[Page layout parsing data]
+===+

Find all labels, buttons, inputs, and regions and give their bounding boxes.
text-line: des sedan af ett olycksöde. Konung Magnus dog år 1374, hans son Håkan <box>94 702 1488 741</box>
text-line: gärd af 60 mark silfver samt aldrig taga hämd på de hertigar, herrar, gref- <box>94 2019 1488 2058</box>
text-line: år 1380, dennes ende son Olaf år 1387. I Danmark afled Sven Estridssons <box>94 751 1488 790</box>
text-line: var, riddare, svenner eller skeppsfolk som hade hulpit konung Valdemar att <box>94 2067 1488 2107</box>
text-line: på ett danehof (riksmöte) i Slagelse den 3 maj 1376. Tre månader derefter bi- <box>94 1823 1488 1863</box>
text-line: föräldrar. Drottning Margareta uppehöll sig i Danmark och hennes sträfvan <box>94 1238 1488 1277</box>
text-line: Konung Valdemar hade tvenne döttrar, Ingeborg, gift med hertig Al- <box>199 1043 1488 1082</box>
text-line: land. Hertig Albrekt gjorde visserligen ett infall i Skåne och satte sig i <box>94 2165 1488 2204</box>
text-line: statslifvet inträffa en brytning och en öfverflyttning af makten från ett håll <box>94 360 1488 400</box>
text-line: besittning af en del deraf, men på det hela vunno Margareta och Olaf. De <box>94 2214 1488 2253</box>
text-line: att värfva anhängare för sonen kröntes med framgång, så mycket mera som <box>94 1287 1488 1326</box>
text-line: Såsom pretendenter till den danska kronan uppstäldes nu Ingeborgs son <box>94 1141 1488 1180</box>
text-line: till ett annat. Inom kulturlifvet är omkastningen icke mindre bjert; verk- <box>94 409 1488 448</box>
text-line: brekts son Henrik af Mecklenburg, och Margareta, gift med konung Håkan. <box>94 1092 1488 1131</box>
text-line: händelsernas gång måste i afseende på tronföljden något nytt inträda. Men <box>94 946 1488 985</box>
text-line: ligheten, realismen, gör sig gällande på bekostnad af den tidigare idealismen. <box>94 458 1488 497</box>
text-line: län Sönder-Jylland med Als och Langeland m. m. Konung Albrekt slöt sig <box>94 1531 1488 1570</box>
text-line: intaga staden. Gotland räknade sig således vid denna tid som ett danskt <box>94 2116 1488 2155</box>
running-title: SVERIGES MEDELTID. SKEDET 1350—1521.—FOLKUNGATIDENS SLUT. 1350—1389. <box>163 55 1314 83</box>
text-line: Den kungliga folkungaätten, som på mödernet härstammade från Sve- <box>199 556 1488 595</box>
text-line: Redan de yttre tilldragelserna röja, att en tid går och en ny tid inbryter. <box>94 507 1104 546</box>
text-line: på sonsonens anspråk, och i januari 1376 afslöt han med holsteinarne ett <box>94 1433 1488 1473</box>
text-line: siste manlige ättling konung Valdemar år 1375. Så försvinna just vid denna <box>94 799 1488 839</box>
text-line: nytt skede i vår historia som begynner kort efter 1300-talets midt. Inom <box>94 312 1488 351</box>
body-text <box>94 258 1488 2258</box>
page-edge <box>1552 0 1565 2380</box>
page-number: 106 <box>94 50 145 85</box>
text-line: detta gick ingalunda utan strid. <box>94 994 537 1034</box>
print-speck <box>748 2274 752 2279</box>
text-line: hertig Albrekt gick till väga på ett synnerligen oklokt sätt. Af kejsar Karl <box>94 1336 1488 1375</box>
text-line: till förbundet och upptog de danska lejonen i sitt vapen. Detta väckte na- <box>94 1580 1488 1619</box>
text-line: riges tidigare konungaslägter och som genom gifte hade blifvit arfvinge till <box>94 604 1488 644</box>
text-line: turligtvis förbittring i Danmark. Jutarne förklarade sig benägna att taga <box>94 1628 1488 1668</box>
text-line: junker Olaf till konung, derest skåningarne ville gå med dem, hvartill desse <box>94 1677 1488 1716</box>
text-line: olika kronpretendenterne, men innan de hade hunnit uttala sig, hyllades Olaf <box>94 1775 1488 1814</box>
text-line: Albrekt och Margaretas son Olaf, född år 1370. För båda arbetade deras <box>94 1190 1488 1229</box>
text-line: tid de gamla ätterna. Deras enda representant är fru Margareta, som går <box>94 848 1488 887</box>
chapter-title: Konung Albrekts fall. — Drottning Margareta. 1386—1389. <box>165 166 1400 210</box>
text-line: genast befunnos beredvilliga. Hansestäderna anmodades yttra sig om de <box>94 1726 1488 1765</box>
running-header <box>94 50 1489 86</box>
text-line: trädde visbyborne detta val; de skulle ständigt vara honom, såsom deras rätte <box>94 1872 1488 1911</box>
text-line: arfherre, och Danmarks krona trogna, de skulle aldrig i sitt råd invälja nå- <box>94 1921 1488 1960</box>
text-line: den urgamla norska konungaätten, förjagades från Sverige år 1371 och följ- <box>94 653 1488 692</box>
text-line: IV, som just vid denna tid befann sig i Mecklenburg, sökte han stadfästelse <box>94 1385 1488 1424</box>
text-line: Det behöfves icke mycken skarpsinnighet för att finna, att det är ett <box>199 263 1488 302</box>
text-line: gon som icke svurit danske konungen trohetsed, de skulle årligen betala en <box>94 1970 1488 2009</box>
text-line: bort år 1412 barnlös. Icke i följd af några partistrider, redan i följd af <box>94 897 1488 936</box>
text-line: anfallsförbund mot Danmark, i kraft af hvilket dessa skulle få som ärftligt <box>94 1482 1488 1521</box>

+===+

Exercise aim:
Each record must be reproduced exactly, with nothing missing.

Your solution:
Find all labels, buttons, inputs, and regions and give their bounding boxes.
text-line: des sedan af ett olycksöde. Konung Magnus dog år 1374, hans son Håkan <box>94 702 1488 741</box>
text-line: gärd af 60 mark silfver samt aldrig taga hämd på de hertigar, herrar, gref- <box>94 2019 1488 2058</box>
text-line: år 1380, dennes ende son Olaf år 1387. I Danmark afled Sven Estridssons <box>94 751 1488 790</box>
text-line: var, riddare, svenner eller skeppsfolk som hade hulpit konung Valdemar att <box>94 2067 1488 2107</box>
text-line: på ett danehof (riksmöte) i Slagelse den 3 maj 1376. Tre månader derefter bi- <box>94 1823 1488 1863</box>
text-line: föräldrar. Drottning Margareta uppehöll sig i Danmark och hennes sträfvan <box>94 1238 1488 1277</box>
text-line: Konung Valdemar hade tvenne döttrar, Ingeborg, gift med hertig Al- <box>199 1043 1488 1082</box>
text-line: land. Hertig Albrekt gjorde visserligen ett infall i Skåne och satte sig i <box>94 2165 1488 2204</box>
text-line: statslifvet inträffa en brytning och en öfverflyttning af makten från ett håll <box>94 360 1488 400</box>
text-line: besittning af en del deraf, men på det hela vunno Margareta och Olaf. De <box>94 2214 1488 2253</box>
text-line: att värfva anhängare för sonen kröntes med framgång, så mycket mera som <box>94 1287 1488 1326</box>
text-line: Såsom pretendenter till den danska kronan uppstäldes nu Ingeborgs son <box>94 1141 1488 1180</box>
text-line: till ett annat. Inom kulturlifvet är omkastningen icke mindre bjert; verk- <box>94 409 1488 448</box>
text-line: brekts son Henrik af Mecklenburg, och Margareta, gift med konung Håkan. <box>94 1092 1488 1131</box>
text-line: händelsernas gång måste i afseende på tronföljden något nytt inträda. Men <box>94 946 1488 985</box>
text-line: ligheten, realismen, gör sig gällande på bekostnad af den tidigare idealismen. <box>94 458 1488 497</box>
text-line: län Sönder-Jylland med Als och Langeland m. m. Konung Albrekt slöt sig <box>94 1531 1488 1570</box>
text-line: intaga staden. Gotland räknade sig således vid denna tid som ett danskt <box>94 2116 1488 2155</box>
running-title: SVERIGES MEDELTID. SKEDET 1350—1521.—FOLKUNGATIDENS SLUT. 1350—1389. <box>163 55 1314 83</box>
text-line: Den kungliga folkungaätten, som på mödernet härstammade från Sve- <box>199 556 1488 595</box>
text-line: Redan de yttre tilldragelserna röja, att en tid går och en ny tid inbryter. <box>94 507 1104 546</box>
text-line: på sonsonens anspråk, och i januari 1376 afslöt han med holsteinarne ett <box>94 1433 1488 1473</box>
text-line: siste manlige ättling konung Valdemar år 1375. Så försvinna just vid denna <box>94 799 1488 839</box>
text-line: nytt skede i vår historia som begynner kort efter 1300-talets midt. Inom <box>94 312 1488 351</box>
body-text <box>94 258 1488 2258</box>
page-edge <box>1552 0 1565 2380</box>
page-number: 106 <box>94 50 145 85</box>
text-line: detta gick ingalunda utan strid. <box>94 994 537 1034</box>
print-speck <box>748 2274 752 2279</box>
text-line: hertig Albrekt gick till väga på ett synnerligen oklokt sätt. Af kejsar Karl <box>94 1336 1488 1375</box>
text-line: till förbundet och upptog de danska lejonen i sitt vapen. Detta väckte na- <box>94 1580 1488 1619</box>
text-line: riges tidigare konungaslägter och som genom gifte hade blifvit arfvinge till <box>94 604 1488 644</box>
text-line: turligtvis förbittring i Danmark. Jutarne förklarade sig benägna att taga <box>94 1628 1488 1668</box>
text-line: junker Olaf till konung, derest skåningarne ville gå med dem, hvartill desse <box>94 1677 1488 1716</box>
text-line: olika kronpretendenterne, men innan de hade hunnit uttala sig, hyllades Olaf <box>94 1775 1488 1814</box>
text-line: Albrekt och Margaretas son Olaf, född år 1370. För båda arbetade deras <box>94 1190 1488 1229</box>
text-line: tid de gamla ätterna. Deras enda representant är fru Margareta, som går <box>94 848 1488 887</box>
chapter-title: Konung Albrekts fall. — Drottning Margareta. 1386—1389. <box>165 166 1400 210</box>
text-line: genast befunnos beredvilliga. Hansestäderna anmodades yttra sig om de <box>94 1726 1488 1765</box>
running-header <box>94 50 1489 86</box>
text-line: trädde visbyborne detta val; de skulle ständigt vara honom, såsom deras rätte <box>94 1872 1488 1911</box>
text-line: arfherre, och Danmarks krona trogna, de skulle aldrig i sitt råd invälja nå- <box>94 1921 1488 1960</box>
text-line: den urgamla norska konungaätten, förjagades från Sverige år 1371 och följ- <box>94 653 1488 692</box>
text-line: IV, som just vid denna tid befann sig i Mecklenburg, sökte han stadfästelse <box>94 1385 1488 1424</box>
text-line: Det behöfves icke mycken skarpsinnighet för att finna, att det är ett <box>199 263 1488 302</box>
text-line: gon som icke svurit danske konungen trohetsed, de skulle årligen betala en <box>94 1970 1488 2009</box>
text-line: bort år 1412 barnlös. Icke i följd af några partistrider, redan i följd af <box>94 897 1488 936</box>
text-line: anfallsförbund mot Danmark, i kraft af hvilket dessa skulle få som ärftligt <box>94 1482 1488 1521</box>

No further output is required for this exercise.